[Records from a collection]
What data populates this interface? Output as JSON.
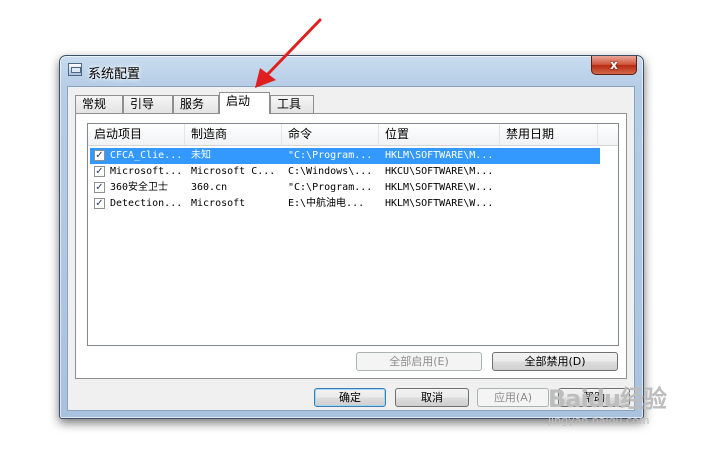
{
  "window": {
    "title": "系统配置",
    "close_symbol": "x",
    "accent_colors": {
      "selection": "#3399ff",
      "annotation_arrow": "#e02020"
    }
  },
  "tabs": [
    {
      "label": "常规"
    },
    {
      "label": "引导"
    },
    {
      "label": "服务"
    },
    {
      "label": "启动",
      "active": true
    },
    {
      "label": "工具"
    }
  ],
  "startup_list": {
    "columns": [
      "启动项目",
      "制造商",
      "命令",
      "位置",
      "禁用日期"
    ],
    "rows": [
      {
        "checked": true,
        "item": "CFCA_Clie...",
        "maker": "未知",
        "command": "\"C:\\Program...",
        "location": "HKLM\\SOFTWARE\\M...",
        "disabled_date": "",
        "selected": true
      },
      {
        "checked": true,
        "item": "Microsoft...",
        "maker": "Microsoft C...",
        "command": "C:\\Windows\\...",
        "location": "HKCU\\SOFTWARE\\M...",
        "disabled_date": ""
      },
      {
        "checked": true,
        "item": "360安全卫士",
        "maker": "360.cn",
        "command": "\"C:\\Program...",
        "location": "HKLM\\SOFTWARE\\W...",
        "disabled_date": ""
      },
      {
        "checked": true,
        "item": "Detection...",
        "maker": "Microsoft",
        "command": "E:\\中航油电...",
        "location": "HKLM\\SOFTWARE\\W...",
        "disabled_date": ""
      }
    ]
  },
  "panel_buttons": {
    "enable_all": "全部启用(E)",
    "disable_all": "全部禁用(D)"
  },
  "dialog_buttons": {
    "ok": "确定",
    "cancel": "取消",
    "apply": "应用(A)",
    "help": "帮助"
  },
  "watermark": {
    "logo": "Baidu经验",
    "url": "jingyan.baidu.com"
  }
}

▶ [Work to complete]
Go through the listing above and write it out again exactly, dropping the pictures.

▶ [Expected answer]
What data populates this interface? Output as JSON.
{
  "window": {
    "title": "系统配置",
    "close_symbol": "x",
    "accent_colors": {
      "selection": "#3399ff",
      "annotation_arrow": "#e02020"
    }
  },
  "tabs": [
    {
      "label": "常规"
    },
    {
      "label": "引导"
    },
    {
      "label": "服务"
    },
    {
      "label": "启动",
      "active": true
    },
    {
      "label": "工具"
    }
  ],
  "startup_list": {
    "columns": [
      "启动项目",
      "制造商",
      "命令",
      "位置",
      "禁用日期"
    ],
    "rows": [
      {
        "checked": true,
        "item": "CFCA_Clie...",
        "maker": "未知",
        "command": "\"C:\\Program...",
        "location": "HKLM\\SOFTWARE\\M...",
        "disabled_date": "",
        "selected": true
      },
      {
        "checked": true,
        "item": "Microsoft...",
        "maker": "Microsoft C...",
        "command": "C:\\Windows\\...",
        "location": "HKCU\\SOFTWARE\\M...",
        "disabled_date": ""
      },
      {
        "checked": true,
        "item": "360安全卫士",
        "maker": "360.cn",
        "command": "\"C:\\Program...",
        "location": "HKLM\\SOFTWARE\\W...",
        "disabled_date": ""
      },
      {
        "checked": true,
        "item": "Detection...",
        "maker": "Microsoft",
        "command": "E:\\中航油电...",
        "location": "HKLM\\SOFTWARE\\W...",
        "disabled_date": ""
      }
    ]
  },
  "panel_buttons": {
    "enable_all": "全部启用(E)",
    "disable_all": "全部禁用(D)"
  },
  "dialog_buttons": {
    "ok": "确定",
    "cancel": "取消",
    "apply": "应用(A)",
    "help": "帮助"
  },
  "watermark": {
    "logo": "Baidu经验",
    "url": "jingyan.baidu.com"
  }
}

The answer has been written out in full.